Some lines in the listing below may include the string "fixKb". How many are there? Give only the number.

───── DATA SHOWN

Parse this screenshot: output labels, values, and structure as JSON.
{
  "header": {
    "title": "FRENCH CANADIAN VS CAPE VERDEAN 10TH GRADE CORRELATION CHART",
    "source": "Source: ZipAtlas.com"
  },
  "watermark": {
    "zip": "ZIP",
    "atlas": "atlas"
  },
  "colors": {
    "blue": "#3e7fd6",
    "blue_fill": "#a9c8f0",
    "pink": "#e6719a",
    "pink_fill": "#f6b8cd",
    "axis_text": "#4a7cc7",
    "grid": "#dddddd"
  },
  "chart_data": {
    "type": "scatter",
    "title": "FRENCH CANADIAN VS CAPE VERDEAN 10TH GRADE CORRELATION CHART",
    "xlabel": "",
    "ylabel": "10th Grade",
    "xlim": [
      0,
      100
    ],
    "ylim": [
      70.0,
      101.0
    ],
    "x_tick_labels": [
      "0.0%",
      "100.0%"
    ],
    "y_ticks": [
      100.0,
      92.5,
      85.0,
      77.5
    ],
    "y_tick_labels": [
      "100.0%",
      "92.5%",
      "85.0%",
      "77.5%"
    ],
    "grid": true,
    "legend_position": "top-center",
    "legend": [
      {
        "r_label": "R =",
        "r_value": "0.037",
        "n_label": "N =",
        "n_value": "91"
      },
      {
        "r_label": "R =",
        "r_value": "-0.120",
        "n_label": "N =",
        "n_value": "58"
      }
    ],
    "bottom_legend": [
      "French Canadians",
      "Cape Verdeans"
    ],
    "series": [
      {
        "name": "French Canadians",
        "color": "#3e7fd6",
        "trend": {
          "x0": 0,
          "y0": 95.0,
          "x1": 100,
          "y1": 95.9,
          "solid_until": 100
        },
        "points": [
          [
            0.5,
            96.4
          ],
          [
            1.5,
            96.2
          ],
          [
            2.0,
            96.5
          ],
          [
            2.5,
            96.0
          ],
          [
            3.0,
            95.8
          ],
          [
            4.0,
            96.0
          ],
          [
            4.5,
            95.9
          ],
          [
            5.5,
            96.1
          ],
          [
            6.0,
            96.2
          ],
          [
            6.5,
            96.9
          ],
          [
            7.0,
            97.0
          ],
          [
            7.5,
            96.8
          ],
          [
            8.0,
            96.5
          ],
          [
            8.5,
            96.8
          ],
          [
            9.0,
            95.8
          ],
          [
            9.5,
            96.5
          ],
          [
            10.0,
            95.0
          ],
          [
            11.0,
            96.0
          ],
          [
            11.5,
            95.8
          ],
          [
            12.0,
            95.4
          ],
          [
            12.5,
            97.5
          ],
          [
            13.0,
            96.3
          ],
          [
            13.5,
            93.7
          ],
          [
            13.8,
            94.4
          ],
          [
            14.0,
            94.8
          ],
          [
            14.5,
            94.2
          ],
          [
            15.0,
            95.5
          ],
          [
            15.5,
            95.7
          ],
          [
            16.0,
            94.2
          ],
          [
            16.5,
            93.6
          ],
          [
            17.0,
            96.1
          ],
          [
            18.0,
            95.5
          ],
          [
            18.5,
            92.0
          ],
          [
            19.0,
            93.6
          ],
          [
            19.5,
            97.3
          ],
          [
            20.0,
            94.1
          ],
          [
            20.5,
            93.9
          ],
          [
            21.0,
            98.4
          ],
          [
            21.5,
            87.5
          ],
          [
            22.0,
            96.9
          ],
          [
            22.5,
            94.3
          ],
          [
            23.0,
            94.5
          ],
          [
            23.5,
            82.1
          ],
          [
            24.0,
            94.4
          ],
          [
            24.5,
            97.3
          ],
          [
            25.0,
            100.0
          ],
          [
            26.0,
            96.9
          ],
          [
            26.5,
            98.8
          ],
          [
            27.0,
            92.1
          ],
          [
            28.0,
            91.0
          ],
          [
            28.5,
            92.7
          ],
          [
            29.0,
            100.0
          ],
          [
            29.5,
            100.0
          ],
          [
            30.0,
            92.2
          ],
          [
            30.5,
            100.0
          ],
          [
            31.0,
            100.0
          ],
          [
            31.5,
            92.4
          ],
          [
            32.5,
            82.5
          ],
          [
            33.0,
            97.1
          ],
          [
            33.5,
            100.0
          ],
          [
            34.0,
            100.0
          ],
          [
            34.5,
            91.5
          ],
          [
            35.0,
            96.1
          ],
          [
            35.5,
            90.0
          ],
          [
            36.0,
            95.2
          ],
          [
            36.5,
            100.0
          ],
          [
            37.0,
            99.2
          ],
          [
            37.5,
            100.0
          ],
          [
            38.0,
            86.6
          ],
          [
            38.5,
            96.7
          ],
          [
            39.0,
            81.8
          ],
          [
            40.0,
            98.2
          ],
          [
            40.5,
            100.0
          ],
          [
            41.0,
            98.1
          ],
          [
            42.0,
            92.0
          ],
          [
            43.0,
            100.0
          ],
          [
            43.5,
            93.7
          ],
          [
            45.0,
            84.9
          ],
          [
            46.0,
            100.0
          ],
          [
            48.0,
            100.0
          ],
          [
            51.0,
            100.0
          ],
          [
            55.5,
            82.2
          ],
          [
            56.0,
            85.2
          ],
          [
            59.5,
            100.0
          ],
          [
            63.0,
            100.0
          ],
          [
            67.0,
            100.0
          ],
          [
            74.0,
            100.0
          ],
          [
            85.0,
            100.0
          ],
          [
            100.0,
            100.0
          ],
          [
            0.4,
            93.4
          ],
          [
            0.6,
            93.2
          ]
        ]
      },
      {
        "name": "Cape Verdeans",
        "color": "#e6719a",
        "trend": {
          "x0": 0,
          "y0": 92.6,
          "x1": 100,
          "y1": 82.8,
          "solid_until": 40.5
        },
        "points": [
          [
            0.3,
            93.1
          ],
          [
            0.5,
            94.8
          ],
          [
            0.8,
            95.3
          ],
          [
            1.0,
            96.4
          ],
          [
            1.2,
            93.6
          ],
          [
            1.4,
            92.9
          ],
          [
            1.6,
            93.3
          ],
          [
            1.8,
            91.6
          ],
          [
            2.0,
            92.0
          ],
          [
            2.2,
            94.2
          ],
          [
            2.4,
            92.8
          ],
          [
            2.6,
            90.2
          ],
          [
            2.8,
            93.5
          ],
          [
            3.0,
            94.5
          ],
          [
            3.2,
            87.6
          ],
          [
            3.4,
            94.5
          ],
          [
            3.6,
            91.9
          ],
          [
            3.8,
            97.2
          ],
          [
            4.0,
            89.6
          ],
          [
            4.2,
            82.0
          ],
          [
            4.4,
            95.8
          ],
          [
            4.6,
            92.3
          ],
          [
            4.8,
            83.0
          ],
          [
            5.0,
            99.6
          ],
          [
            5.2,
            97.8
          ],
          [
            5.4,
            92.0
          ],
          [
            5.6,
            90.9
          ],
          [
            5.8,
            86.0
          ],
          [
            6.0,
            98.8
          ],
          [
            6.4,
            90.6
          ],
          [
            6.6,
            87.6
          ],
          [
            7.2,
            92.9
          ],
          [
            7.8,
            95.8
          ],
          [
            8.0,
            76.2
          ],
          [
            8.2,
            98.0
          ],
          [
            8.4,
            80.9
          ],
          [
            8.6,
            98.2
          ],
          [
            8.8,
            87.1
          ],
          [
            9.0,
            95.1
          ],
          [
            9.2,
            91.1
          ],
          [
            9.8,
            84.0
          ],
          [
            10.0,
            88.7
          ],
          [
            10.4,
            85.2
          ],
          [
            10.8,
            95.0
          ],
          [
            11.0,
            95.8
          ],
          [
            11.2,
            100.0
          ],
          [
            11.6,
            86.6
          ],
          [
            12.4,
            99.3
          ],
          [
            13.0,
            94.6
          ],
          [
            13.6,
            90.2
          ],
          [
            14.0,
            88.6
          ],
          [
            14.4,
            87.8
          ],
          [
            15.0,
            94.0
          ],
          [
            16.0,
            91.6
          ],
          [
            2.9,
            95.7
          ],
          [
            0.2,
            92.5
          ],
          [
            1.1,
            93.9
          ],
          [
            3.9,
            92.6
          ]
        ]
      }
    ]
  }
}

──────────
───── DATA SHOWN

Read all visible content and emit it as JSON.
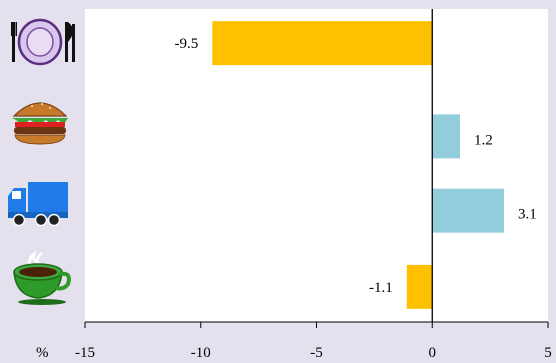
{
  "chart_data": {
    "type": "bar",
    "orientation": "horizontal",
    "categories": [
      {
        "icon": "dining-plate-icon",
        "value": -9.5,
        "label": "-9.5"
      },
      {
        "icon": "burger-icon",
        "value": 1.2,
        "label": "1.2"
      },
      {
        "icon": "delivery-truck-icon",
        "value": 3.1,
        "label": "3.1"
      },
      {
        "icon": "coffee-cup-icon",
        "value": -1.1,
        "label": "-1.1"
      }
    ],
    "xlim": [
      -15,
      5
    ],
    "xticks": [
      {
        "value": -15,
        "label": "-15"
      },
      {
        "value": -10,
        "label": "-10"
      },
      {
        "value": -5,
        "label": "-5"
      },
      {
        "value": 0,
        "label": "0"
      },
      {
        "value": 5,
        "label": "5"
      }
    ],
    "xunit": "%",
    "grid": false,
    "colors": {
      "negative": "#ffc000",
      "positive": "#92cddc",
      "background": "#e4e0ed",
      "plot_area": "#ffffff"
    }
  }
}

──────────
───── DATA SHOWN

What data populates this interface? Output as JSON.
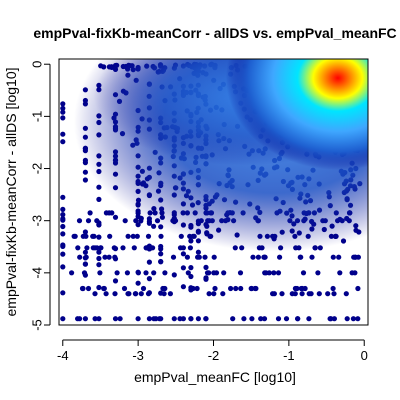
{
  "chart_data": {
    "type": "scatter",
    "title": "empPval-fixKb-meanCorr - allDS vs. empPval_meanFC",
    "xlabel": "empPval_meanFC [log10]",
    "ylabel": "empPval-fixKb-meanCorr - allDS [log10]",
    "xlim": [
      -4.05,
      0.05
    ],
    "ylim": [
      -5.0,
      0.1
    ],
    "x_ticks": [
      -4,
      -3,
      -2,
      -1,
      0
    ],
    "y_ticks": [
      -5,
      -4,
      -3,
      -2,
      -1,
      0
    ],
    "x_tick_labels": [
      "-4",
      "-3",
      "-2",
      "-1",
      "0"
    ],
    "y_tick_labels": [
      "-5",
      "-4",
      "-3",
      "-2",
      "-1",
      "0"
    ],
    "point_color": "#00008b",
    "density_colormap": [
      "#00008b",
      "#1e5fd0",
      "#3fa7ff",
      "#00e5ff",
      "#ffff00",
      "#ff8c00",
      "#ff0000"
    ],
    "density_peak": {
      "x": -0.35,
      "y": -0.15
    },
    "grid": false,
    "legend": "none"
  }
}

──────────

> COMPLETE OUTPUT
2